**Materials provided**:
--

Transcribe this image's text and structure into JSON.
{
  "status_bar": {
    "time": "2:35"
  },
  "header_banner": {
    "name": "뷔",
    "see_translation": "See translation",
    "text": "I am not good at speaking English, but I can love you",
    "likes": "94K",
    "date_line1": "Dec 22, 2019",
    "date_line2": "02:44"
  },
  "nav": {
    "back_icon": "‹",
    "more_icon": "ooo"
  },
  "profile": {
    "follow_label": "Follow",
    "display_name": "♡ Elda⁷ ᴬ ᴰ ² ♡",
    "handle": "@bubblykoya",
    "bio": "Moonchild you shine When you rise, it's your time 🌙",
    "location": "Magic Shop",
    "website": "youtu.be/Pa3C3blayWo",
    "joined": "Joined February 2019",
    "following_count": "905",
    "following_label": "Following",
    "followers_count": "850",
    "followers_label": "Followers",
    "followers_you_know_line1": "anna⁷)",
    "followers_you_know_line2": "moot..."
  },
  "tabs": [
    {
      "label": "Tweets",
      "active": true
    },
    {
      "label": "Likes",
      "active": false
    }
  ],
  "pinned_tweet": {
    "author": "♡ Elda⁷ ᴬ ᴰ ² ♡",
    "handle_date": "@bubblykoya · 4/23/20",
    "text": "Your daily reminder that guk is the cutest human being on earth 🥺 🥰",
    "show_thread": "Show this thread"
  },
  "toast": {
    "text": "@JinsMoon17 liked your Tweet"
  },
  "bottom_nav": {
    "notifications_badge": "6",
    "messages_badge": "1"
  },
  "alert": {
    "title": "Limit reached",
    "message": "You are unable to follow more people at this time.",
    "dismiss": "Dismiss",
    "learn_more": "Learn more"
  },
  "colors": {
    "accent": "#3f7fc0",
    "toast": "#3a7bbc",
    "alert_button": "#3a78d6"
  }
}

--

**Written exercise**: Reproduce each line of the material above precisely.

**Final result**:
Transcribe this image's text and structure into JSON.
{
  "status_bar": {
    "time": "2:35"
  },
  "header_banner": {
    "name": "뷔",
    "see_translation": "See translation",
    "text": "I am not good at speaking English, but I can love you",
    "likes": "94K",
    "date_line1": "Dec 22, 2019",
    "date_line2": "02:44"
  },
  "nav": {
    "back_icon": "‹",
    "more_icon": "ooo"
  },
  "profile": {
    "follow_label": "Follow",
    "display_name": "♡ Elda⁷ ᴬ ᴰ ² ♡",
    "handle": "@bubblykoya",
    "bio": "Moonchild you shine When you rise, it's your time 🌙",
    "location": "Magic Shop",
    "website": "youtu.be/Pa3C3blayWo",
    "joined": "Joined February 2019",
    "following_count": "905",
    "following_label": "Following",
    "followers_count": "850",
    "followers_label": "Followers",
    "followers_you_know_line1": "anna⁷)",
    "followers_you_know_line2": "moot..."
  },
  "tabs": [
    {
      "label": "Tweets",
      "active": true
    },
    {
      "label": "Likes",
      "active": false
    }
  ],
  "pinned_tweet": {
    "author": "♡ Elda⁷ ᴬ ᴰ ² ♡",
    "handle_date": "@bubblykoya · 4/23/20",
    "text": "Your daily reminder that guk is the cutest human being on earth 🥺 🥰",
    "show_thread": "Show this thread"
  },
  "toast": {
    "text": "@JinsMoon17 liked your Tweet"
  },
  "bottom_nav": {
    "notifications_badge": "6",
    "messages_badge": "1"
  },
  "alert": {
    "title": "Limit reached",
    "message": "You are unable to follow more people at this time.",
    "dismiss": "Dismiss",
    "learn_more": "Learn more"
  },
  "colors": {
    "accent": "#3f7fc0",
    "toast": "#3a7bbc",
    "alert_button": "#3a78d6"
  }
}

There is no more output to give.